━━ Data in this exercise

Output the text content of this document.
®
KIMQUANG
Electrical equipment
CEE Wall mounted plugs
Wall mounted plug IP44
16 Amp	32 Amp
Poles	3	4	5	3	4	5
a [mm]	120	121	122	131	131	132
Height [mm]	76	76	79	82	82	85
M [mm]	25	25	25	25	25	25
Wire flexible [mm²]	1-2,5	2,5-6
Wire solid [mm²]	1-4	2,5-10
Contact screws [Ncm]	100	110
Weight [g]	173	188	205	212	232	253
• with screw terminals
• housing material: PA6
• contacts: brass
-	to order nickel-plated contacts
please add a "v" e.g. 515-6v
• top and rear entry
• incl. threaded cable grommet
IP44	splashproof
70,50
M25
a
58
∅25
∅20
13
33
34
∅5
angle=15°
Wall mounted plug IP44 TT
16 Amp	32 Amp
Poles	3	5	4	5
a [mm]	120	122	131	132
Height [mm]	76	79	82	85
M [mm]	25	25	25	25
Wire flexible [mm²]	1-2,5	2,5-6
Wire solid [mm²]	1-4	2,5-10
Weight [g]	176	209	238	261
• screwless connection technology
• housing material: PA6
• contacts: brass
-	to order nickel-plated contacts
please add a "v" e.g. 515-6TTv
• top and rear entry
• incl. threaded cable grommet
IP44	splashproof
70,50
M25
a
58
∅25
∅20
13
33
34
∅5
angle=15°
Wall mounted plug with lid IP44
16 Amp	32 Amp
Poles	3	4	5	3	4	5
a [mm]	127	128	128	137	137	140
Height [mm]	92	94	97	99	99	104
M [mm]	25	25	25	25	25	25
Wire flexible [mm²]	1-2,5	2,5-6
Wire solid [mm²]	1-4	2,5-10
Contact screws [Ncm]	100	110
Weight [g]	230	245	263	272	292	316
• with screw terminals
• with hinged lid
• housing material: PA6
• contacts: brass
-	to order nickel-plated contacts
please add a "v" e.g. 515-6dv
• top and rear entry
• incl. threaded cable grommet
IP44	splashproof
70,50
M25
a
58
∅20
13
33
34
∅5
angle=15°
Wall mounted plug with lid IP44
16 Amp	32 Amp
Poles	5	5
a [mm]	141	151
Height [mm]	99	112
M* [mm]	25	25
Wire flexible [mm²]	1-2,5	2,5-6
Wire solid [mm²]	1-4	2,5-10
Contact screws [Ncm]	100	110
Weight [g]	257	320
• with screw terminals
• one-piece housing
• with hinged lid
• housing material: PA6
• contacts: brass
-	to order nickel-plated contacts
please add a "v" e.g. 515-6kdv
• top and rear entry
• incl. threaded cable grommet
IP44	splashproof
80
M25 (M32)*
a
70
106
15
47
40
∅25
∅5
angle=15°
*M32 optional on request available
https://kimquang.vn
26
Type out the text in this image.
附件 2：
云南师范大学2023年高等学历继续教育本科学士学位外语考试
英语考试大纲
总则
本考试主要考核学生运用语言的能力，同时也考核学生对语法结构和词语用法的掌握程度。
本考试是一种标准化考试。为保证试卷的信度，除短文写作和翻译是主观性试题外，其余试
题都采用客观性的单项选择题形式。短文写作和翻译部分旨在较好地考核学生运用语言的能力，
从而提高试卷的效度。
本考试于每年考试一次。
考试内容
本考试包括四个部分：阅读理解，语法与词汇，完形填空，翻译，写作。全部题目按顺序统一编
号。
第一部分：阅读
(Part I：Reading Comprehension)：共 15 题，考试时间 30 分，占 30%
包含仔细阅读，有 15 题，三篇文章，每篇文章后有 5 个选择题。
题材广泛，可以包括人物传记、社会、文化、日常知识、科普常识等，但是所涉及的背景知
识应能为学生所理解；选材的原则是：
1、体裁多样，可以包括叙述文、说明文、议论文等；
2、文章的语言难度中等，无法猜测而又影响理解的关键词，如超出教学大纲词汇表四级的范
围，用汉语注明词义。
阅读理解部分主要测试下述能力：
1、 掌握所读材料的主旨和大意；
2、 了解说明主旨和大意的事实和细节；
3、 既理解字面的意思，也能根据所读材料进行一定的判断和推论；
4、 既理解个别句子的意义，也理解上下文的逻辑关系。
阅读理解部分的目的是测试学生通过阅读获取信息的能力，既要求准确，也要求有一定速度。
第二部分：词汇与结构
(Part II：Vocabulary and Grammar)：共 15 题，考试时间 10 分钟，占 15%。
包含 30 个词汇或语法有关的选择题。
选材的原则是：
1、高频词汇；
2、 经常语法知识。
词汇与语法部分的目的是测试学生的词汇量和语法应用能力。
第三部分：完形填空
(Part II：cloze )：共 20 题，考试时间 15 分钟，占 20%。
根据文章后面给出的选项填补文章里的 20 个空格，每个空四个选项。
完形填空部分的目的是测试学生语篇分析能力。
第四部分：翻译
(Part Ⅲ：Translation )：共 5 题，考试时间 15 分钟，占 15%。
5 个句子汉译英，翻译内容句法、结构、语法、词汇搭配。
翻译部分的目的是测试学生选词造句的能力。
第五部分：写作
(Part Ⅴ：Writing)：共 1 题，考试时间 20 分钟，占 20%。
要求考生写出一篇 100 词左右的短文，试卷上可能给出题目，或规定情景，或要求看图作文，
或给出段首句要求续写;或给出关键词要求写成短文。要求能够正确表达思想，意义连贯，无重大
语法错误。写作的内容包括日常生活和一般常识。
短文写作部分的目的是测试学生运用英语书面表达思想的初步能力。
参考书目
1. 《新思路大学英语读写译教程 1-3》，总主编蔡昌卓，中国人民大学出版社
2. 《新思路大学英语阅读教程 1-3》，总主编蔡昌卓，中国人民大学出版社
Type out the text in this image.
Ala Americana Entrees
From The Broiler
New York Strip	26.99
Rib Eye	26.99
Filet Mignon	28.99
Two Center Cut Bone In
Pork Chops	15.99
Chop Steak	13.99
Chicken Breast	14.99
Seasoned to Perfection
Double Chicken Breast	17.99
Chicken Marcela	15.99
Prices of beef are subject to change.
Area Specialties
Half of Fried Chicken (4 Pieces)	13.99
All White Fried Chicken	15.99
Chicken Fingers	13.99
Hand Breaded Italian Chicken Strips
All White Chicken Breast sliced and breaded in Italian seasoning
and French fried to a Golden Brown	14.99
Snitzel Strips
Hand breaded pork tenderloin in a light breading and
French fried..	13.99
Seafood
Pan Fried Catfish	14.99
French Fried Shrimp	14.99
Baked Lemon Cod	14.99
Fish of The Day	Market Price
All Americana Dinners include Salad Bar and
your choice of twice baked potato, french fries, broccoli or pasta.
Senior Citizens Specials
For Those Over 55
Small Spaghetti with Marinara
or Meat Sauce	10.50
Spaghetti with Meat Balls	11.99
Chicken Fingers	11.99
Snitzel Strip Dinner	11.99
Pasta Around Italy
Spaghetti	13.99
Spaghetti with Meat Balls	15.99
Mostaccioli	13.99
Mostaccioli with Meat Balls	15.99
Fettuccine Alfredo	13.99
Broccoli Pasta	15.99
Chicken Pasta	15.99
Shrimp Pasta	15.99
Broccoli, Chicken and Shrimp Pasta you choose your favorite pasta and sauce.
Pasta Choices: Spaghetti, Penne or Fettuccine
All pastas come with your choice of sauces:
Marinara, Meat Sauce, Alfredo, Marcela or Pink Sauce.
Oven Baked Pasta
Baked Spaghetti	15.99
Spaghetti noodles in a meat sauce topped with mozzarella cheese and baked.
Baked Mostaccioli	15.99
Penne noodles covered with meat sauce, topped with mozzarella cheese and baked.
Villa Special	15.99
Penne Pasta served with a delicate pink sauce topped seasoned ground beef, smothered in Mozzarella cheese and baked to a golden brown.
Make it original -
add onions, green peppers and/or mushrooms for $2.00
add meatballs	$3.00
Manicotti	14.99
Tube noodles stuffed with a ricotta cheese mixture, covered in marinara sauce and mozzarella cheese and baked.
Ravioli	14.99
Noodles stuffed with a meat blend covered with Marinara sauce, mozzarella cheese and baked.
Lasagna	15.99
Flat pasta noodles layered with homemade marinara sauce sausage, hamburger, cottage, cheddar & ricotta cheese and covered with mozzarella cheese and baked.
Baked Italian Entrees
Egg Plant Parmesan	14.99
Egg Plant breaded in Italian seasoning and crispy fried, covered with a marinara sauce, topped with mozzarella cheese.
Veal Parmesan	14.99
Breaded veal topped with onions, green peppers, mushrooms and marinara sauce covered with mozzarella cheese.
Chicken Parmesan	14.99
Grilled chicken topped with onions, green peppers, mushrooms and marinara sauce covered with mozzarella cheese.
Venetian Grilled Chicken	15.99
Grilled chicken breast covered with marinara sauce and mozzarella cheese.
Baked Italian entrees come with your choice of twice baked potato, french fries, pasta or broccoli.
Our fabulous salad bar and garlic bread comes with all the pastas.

━━━━

* Your instructions: Above are entries; state the number of lines among them that contain "topped", and nothing else.

* Output below: 6